[Collection entries]

--- BEGIN ---

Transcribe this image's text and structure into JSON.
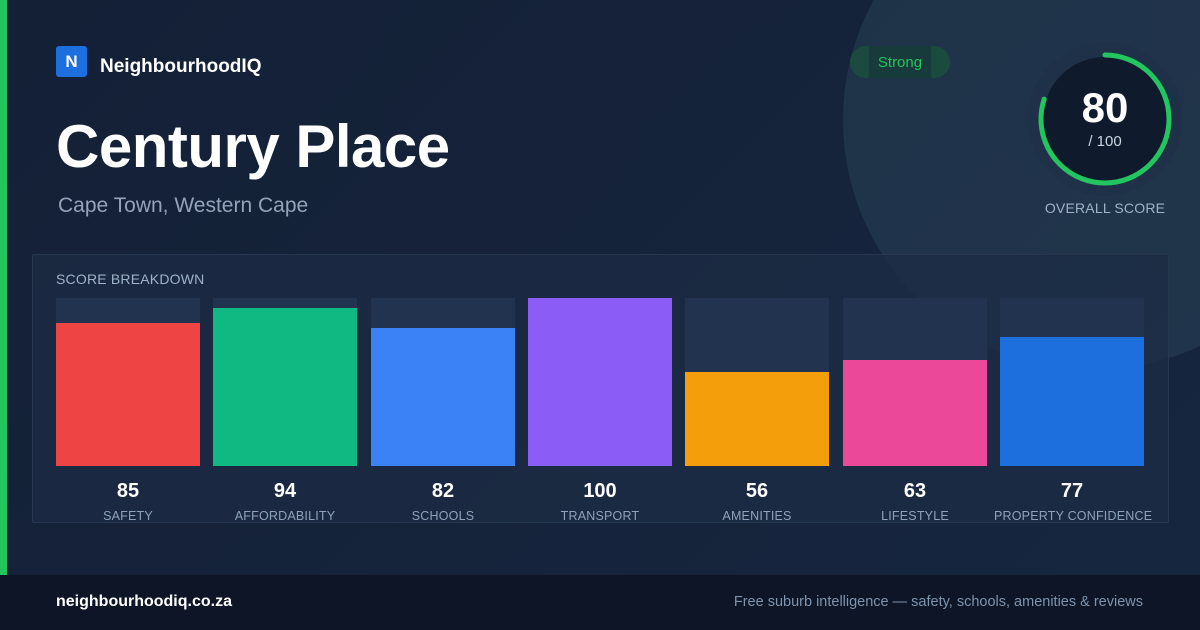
{
  "brand": {
    "logo_letter": "N",
    "name": "NeighbourhoodIQ"
  },
  "suburb": {
    "name": "Century Place",
    "location": "Cape Town, Western Cape"
  },
  "rating": {
    "badge": "Strong",
    "score": "80",
    "max": "/ 100",
    "score_fraction": 0.8,
    "label": "OVERALL SCORE"
  },
  "breakdown": {
    "title": "SCORE BREAKDOWN",
    "items": [
      {
        "value": "85",
        "label": "SAFETY",
        "color": "#ef4444",
        "score": 85
      },
      {
        "value": "94",
        "label": "AFFORDABILITY",
        "color": "#10b981",
        "score": 94
      },
      {
        "value": "82",
        "label": "SCHOOLS",
        "color": "#3b82f6",
        "score": 82
      },
      {
        "value": "100",
        "label": "TRANSPORT",
        "color": "#8b5cf6",
        "score": 100
      },
      {
        "value": "56",
        "label": "AMENITIES",
        "color": "#f59e0b",
        "score": 56
      },
      {
        "value": "63",
        "label": "LIFESTYLE",
        "color": "#ec4899",
        "score": 63
      },
      {
        "value": "77",
        "label": "PROPERTY CONFIDENCE",
        "color": "#1d6fde",
        "score": 77
      }
    ]
  },
  "footer": {
    "url": "neighbourhoodiq.co.za",
    "tagline": "Free suburb intelligence — safety, schools, amenities & reviews"
  },
  "colors": {
    "accent": "#22c55e",
    "brand_blue": "#1d6fe0"
  }
}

--- END ---

The request:
Return all of the entries word for word, but omit the pictures.

Answer to this task:
Transcribe this image's text and structure into JSON.
{
  "brand": {
    "logo_letter": "N",
    "name": "NeighbourhoodIQ"
  },
  "suburb": {
    "name": "Century Place",
    "location": "Cape Town, Western Cape"
  },
  "rating": {
    "badge": "Strong",
    "score": "80",
    "max": "/ 100",
    "score_fraction": 0.8,
    "label": "OVERALL SCORE"
  },
  "breakdown": {
    "title": "SCORE BREAKDOWN",
    "items": [
      {
        "value": "85",
        "label": "SAFETY",
        "color": "#ef4444",
        "score": 85
      },
      {
        "value": "94",
        "label": "AFFORDABILITY",
        "color": "#10b981",
        "score": 94
      },
      {
        "value": "82",
        "label": "SCHOOLS",
        "color": "#3b82f6",
        "score": 82
      },
      {
        "value": "100",
        "label": "TRANSPORT",
        "color": "#8b5cf6",
        "score": 100
      },
      {
        "value": "56",
        "label": "AMENITIES",
        "color": "#f59e0b",
        "score": 56
      },
      {
        "value": "63",
        "label": "LIFESTYLE",
        "color": "#ec4899",
        "score": 63
      },
      {
        "value": "77",
        "label": "PROPERTY CONFIDENCE",
        "color": "#1d6fde",
        "score": 77
      }
    ]
  },
  "footer": {
    "url": "neighbourhoodiq.co.za",
    "tagline": "Free suburb intelligence — safety, schools, amenities & reviews"
  },
  "colors": {
    "accent": "#22c55e",
    "brand_blue": "#1d6fe0"
  }
}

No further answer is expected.